◆ Rows
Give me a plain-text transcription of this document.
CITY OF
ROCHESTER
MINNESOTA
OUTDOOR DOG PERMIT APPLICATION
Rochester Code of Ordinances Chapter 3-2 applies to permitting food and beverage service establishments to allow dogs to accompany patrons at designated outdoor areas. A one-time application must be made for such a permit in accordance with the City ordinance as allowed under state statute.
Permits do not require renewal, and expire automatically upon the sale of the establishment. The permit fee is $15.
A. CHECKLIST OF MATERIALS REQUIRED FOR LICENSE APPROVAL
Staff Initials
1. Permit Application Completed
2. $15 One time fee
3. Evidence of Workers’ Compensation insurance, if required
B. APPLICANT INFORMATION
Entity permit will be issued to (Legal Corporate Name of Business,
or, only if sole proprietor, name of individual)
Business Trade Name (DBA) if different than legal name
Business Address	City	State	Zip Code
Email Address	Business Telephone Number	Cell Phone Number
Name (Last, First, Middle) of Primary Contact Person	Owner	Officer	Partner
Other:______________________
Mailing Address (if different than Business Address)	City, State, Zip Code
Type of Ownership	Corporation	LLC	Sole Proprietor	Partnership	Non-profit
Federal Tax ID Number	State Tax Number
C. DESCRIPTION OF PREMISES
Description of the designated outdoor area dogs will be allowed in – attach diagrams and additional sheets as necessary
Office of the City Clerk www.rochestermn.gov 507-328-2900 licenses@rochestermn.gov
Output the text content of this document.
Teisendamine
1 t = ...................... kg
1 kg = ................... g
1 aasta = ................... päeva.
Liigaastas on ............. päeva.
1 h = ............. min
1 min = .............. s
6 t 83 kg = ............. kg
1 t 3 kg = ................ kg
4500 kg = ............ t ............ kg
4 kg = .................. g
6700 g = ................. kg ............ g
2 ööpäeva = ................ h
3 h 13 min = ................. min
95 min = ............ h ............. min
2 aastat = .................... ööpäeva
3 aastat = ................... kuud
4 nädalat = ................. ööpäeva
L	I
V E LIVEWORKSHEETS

◆ Problem
Give a single number: the count of lines above that include the word "time".

◆ Exercise solution
2